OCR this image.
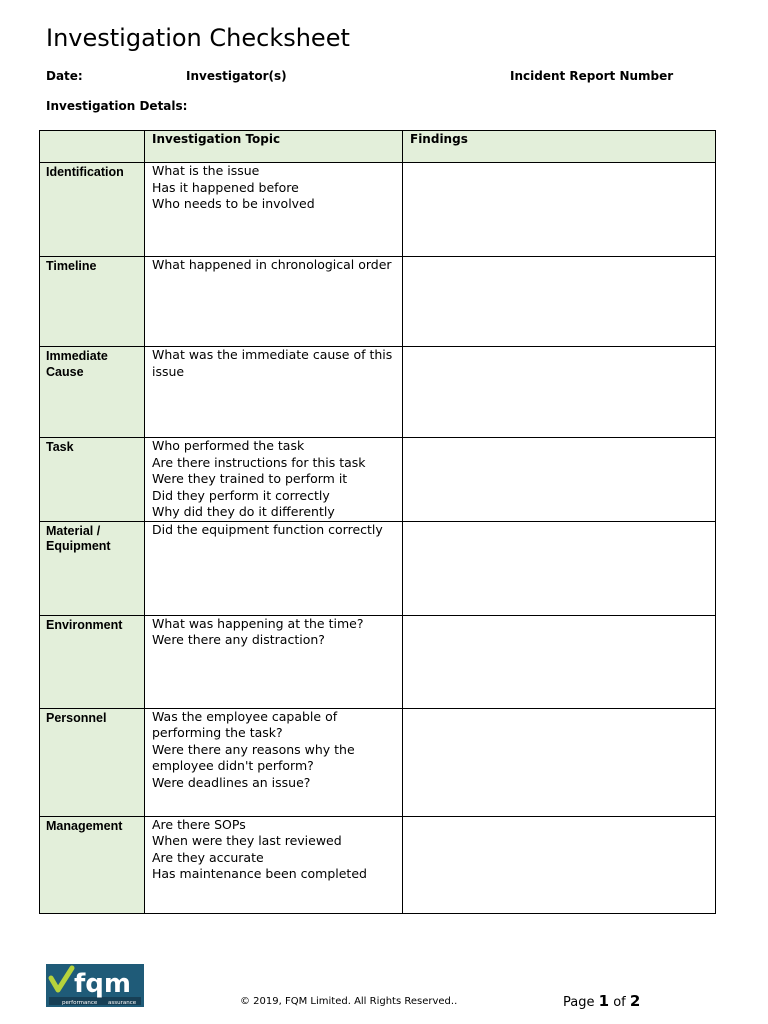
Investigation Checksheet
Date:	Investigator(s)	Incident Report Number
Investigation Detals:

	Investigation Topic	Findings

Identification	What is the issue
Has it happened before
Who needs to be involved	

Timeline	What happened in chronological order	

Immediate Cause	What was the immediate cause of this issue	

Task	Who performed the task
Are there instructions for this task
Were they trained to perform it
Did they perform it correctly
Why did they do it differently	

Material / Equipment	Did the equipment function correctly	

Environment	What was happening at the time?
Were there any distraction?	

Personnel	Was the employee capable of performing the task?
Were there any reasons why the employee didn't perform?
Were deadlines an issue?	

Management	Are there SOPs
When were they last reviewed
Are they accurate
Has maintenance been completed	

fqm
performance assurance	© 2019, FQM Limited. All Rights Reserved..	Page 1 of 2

== == ==

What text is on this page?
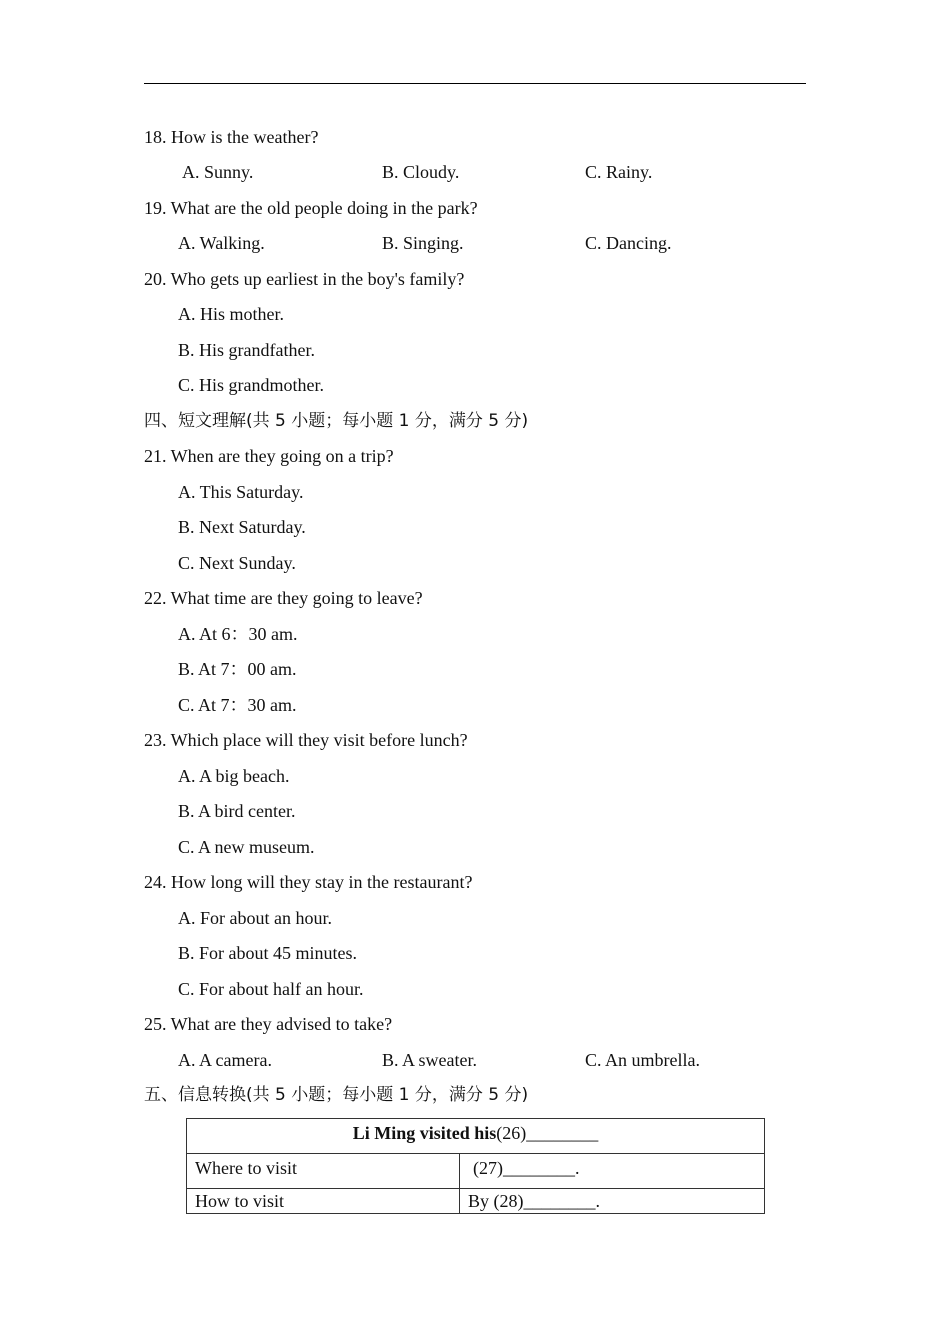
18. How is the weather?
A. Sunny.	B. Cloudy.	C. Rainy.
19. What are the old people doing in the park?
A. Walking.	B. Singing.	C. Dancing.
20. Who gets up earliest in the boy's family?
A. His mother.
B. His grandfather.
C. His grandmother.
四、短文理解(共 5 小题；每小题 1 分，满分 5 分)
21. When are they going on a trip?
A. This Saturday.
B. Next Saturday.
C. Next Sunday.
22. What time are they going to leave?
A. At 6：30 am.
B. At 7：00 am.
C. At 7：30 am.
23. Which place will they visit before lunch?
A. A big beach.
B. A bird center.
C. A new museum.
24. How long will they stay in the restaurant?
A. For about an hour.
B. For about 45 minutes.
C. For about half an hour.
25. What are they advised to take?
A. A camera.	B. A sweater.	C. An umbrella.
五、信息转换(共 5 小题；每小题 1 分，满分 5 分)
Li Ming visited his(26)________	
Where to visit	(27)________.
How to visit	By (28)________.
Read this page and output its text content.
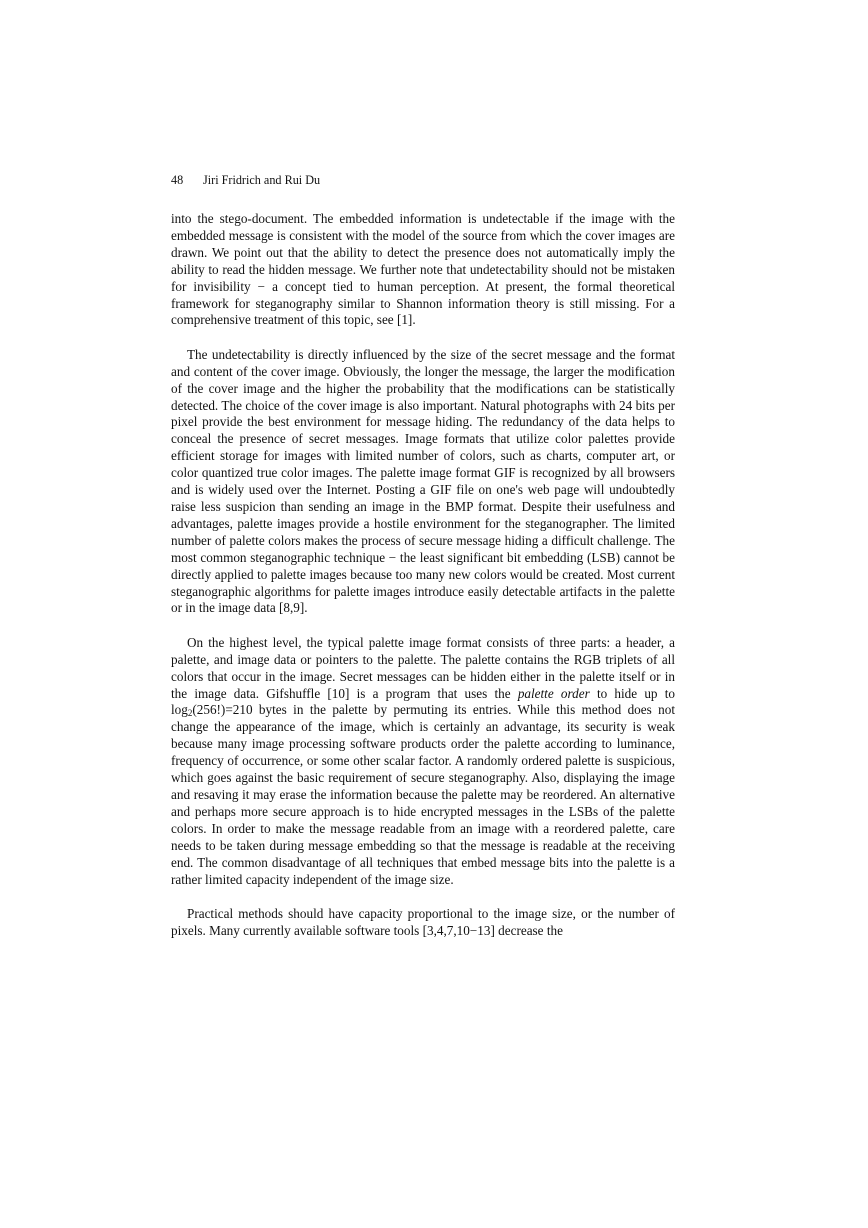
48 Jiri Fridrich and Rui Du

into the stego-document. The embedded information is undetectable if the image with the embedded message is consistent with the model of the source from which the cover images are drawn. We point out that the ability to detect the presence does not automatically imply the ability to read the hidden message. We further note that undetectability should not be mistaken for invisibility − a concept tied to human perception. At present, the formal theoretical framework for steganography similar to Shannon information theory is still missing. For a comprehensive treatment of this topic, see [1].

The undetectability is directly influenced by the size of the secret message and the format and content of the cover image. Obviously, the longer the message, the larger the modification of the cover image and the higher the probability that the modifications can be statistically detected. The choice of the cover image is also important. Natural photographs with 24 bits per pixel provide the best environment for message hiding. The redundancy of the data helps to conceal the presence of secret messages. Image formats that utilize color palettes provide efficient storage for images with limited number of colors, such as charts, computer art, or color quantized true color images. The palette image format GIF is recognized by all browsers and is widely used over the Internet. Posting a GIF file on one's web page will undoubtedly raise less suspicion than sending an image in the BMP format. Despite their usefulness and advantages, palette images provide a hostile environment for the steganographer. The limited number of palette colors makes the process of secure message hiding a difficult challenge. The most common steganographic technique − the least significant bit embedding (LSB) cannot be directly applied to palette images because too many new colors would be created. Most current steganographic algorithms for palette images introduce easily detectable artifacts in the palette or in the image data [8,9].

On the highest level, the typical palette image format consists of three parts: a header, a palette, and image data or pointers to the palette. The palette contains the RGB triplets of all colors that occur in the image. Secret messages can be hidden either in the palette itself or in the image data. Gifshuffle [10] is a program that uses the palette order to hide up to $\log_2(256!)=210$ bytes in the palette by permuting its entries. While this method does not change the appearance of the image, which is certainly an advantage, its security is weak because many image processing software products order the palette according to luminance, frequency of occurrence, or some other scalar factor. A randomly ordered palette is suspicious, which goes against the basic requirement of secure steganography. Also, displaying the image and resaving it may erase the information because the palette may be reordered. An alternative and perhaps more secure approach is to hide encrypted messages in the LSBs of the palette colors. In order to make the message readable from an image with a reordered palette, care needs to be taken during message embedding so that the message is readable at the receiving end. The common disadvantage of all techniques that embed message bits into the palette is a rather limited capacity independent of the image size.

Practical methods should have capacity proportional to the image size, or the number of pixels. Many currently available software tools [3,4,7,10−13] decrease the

== == ==

▶ Exercise
Copy out every line from the data above that has "task" in it.

▶ Output of the exercise
Task	Who performed the task
Are there instructions for this task
Personnel	Was the employee capable of performing the task?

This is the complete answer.